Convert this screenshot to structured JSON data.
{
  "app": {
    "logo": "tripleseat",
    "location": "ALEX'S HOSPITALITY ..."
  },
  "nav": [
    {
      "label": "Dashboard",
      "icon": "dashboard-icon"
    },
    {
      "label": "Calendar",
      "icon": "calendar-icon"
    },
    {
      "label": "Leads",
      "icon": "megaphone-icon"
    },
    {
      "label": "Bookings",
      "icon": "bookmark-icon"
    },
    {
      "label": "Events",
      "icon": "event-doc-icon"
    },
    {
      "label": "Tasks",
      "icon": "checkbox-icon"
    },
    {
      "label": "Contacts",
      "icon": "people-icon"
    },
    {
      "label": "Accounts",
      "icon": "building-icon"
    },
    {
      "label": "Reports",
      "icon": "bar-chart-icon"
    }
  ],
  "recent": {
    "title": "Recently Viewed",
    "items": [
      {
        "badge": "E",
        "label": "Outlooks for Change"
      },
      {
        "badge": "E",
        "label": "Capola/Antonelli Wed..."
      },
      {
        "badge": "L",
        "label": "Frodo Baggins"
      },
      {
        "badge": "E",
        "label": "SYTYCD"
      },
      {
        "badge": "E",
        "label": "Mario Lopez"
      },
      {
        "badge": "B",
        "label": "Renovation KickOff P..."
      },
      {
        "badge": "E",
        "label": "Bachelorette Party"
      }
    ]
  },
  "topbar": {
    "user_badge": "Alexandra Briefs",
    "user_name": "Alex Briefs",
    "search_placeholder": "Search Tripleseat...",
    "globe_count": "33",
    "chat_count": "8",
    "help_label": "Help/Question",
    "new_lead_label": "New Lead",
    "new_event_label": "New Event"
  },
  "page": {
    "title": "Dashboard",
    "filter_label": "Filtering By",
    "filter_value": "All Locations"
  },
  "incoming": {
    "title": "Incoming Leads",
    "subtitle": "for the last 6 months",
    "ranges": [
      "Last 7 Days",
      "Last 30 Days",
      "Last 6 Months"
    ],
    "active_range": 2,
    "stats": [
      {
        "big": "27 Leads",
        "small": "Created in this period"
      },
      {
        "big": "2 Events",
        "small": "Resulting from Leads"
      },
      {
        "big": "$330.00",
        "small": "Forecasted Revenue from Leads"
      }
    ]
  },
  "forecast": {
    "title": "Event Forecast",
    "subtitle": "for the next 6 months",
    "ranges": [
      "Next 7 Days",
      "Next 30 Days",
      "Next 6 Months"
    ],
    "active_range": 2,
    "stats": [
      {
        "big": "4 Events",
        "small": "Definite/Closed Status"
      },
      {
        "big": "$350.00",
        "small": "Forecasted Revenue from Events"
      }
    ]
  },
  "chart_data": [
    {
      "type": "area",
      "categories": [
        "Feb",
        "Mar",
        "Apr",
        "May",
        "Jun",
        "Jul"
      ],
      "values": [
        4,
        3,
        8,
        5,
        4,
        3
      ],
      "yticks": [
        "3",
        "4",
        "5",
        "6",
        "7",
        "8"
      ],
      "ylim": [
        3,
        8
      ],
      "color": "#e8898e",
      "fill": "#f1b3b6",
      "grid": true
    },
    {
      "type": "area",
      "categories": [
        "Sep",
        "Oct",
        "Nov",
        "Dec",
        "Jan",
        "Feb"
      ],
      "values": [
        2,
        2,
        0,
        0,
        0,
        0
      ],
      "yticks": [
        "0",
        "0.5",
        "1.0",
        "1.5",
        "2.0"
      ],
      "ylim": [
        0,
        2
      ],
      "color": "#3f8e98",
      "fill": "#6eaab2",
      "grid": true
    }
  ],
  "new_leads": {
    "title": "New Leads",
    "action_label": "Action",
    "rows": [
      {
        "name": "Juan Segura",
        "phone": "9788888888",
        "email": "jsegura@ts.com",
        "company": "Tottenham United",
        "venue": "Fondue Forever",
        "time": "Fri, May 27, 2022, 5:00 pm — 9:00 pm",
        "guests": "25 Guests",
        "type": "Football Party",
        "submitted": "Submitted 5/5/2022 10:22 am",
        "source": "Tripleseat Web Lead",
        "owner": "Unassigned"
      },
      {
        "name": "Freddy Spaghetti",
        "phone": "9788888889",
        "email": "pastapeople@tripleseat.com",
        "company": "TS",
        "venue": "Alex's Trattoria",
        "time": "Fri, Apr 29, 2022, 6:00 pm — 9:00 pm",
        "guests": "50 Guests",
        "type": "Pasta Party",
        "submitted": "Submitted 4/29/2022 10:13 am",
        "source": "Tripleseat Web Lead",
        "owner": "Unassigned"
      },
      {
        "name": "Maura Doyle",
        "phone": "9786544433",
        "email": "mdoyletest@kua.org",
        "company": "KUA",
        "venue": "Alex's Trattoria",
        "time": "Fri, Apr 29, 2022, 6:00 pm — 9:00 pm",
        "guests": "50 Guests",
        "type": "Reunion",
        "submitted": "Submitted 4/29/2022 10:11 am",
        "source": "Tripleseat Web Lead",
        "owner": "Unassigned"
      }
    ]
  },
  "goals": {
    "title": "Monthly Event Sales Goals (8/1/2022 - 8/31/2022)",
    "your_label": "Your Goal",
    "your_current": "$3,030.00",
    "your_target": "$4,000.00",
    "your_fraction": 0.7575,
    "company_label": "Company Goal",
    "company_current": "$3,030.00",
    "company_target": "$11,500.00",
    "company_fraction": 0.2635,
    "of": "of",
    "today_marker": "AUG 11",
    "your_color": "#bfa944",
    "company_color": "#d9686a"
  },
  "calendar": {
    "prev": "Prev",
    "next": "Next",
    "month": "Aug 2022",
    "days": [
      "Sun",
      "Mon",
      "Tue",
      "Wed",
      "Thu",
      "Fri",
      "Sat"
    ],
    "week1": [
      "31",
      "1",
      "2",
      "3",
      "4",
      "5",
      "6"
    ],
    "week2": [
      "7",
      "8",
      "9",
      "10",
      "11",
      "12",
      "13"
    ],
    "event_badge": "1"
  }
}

+ + + +

> **WHAT IS EXPECTED**: Which lines of the data include "icon"? Copy each of them.

> **EXERCISE RESPONSE**:
      "icon": "dashboard-icon"
      "icon": "calendar-icon"
      "icon": "megaphone-icon"
      "icon": "bookmark-icon"
      "icon": "event-doc-icon"
      "icon": "checkbox-icon"
      "icon": "people-icon"
      "icon": "building-icon"
      "icon": "bar-chart-icon"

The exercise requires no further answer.